Ausgewählter Text:
Deine Komponente ist wirklich gut, einziger Wermutstropfen für mich, man kann mit einer Komponente nicht zu mehreren Steuerungen Kontakt aufnehmen (muß mal probieren die Komponente zur Laufzeit zu erzeugen). Leider habe ich es noch nicht hinbekommen mit "s7Online"-Protokoll Daten aus 2 Steuerungen parallel auszulesen, es kommen immer die Daten aus der ersten geöffneten Verbindung an, egal ob man die zweite Verbindung (SPS) anspricht. Zottel bat um etwas Geduld und ich hoffe darauf, daß er das Problem finden kann, ist wohl n icht so ganz ohne   .


----------



## afk (17 Januar 2006)

Ralle schrieb:
			
		

> Deine Komponente ist wirklich gut, einziger Wermutstropfen für mich, man kann mit einer Komponente nicht zu mehreren Steuerungen Kontakt aufnehmen (muß mal probieren die Komponente zur Laufzeit zu erzeugen).



Die Komponente zur Laufzeit zu erzeugen funktioniert eigentlich problemlos, mache ich in meinen Programmen eigentlich ausschließlich. Du mußt dann eben nur die Properties im Programmcode entsprechend einstellen, ich hinterlege dazu die Parameter normalerweise in einer .ini-Datei, die Demo-Applikation ist dafür ein Beispiel. 

Aber zum Ausprobieren ist es halt ganz praktisch, wenn man die Eigenschaften mal schnell im Objektinspektor testen kann, bevor man sich an's implementieren macht.  

Das für jede Steuerung eine eigene Komponente verwendet werden muß hat den Vorteil, daß damit auch für jede Steuerung ein eigener Thread für die Kommunikation erzeugt werden kann. Das hat zumindest bei TCP/IP den Vorteil, das die Kommunikation mit allen Steuerungen ohne weiteres zutun parallel abgehandelt wird. 

Ob und wie das mit MPI-Adaptern funktioniert weiß ich allerdings nicht, da ich keinen habe.  :? 


Gruß Axel


----------

Daten zur Aufgabe:

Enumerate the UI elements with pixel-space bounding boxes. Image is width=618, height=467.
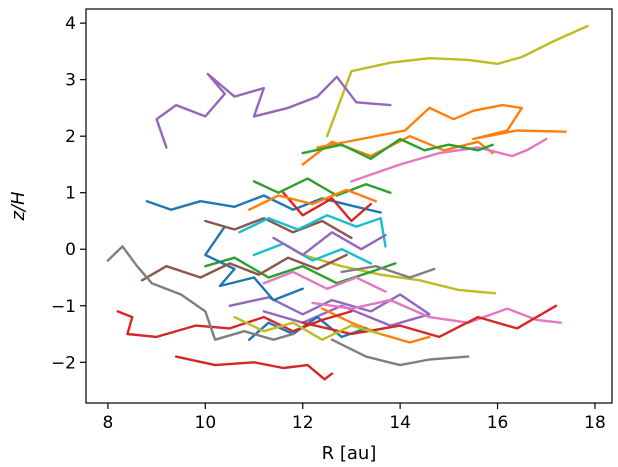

--

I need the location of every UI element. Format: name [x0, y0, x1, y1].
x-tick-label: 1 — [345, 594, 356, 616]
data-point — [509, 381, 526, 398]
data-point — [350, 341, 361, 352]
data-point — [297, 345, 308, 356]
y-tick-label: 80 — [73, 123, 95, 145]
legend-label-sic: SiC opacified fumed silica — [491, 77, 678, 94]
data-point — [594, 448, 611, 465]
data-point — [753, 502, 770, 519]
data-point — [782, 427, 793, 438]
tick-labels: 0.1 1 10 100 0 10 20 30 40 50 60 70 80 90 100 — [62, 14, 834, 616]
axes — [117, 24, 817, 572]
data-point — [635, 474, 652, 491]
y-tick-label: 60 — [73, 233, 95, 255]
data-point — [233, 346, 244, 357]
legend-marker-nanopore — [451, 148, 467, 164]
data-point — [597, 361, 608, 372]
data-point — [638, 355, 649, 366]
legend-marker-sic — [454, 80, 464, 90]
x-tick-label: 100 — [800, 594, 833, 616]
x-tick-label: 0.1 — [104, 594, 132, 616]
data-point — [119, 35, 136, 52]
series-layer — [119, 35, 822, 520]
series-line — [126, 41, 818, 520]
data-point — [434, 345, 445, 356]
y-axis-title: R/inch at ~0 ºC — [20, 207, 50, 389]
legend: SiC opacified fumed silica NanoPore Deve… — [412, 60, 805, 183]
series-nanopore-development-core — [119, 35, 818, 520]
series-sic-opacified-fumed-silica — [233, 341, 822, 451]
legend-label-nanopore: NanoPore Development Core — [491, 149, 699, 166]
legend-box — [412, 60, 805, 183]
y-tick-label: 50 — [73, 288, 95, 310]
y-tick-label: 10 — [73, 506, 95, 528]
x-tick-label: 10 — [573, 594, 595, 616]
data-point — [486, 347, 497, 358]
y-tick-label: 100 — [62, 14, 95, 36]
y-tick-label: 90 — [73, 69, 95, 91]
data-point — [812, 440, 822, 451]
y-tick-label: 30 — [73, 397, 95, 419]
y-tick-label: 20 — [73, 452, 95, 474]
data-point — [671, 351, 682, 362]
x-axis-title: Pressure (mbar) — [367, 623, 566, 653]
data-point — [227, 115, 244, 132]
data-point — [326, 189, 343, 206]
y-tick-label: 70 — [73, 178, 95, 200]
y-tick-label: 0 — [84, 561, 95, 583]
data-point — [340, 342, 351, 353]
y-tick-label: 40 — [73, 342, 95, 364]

Aufgaben:
a) Schreibe aus dem ausgewählten Text die Stelle ab, die bei „Die Komponente zur Laufzeit zu erzeugen funktioniert“ beginnt und bei „parallel abgehandelt wird.“ endet.
b) Ordne die Zeilen der Datensätze als nummerierte Liste ohne Leerzeilen an, beginnend mit der Zeile, die „I need the location“ enthält, und endend mit der Zeile, die „y-tick-label: 80 — [73, 123, 95, 145]“ enthält, beide eingeschlossen.
Text und Datensätze haben nichts miteinander zu tun.

Lösungen:
a)
Die Komponente zur Laufzeit zu erzeugen funktioniert eigentlich problemlos, mache ich in meinen Programmen eigentlich ausschließlich. Du mußt dann eben nur die Properties im Programmcode entsprechend einstellen, ich hinterlege dazu die Parameter normalerweise in einer .ini-Datei, die Demo-Applikation ist dafür ein Beispiel. 

Aber zum Ausprobieren ist es halt ganz praktisch, wenn man die Eigenschaften mal schnell im Objektinspektor testen kann, bevor man sich an's implementieren macht.  

Das für jede Steuerung eine eigene Komponente verwendet werden muß hat den Vorteil, daß damit auch für jede Steuerung ein eigener Thread für die Kommunikation erzeugt werden kann. Das hat zumindest bei TCP/IP den Vorteil, das die Kommunikation mit allen Steuerungen ohne weiteres zutun parallel abgehandelt wird.

b)
1. I need the location of every UI element. Format: name [x0, y0, x1, y1].
2. x-tick-label: 1 — [345, 594, 356, 616]
3. data-point — [509, 381, 526, 398]
4. data-point — [350, 341, 361, 352]
5. data-point — [297, 345, 308, 356]
6. y-tick-label: 80 — [73, 123, 95, 145]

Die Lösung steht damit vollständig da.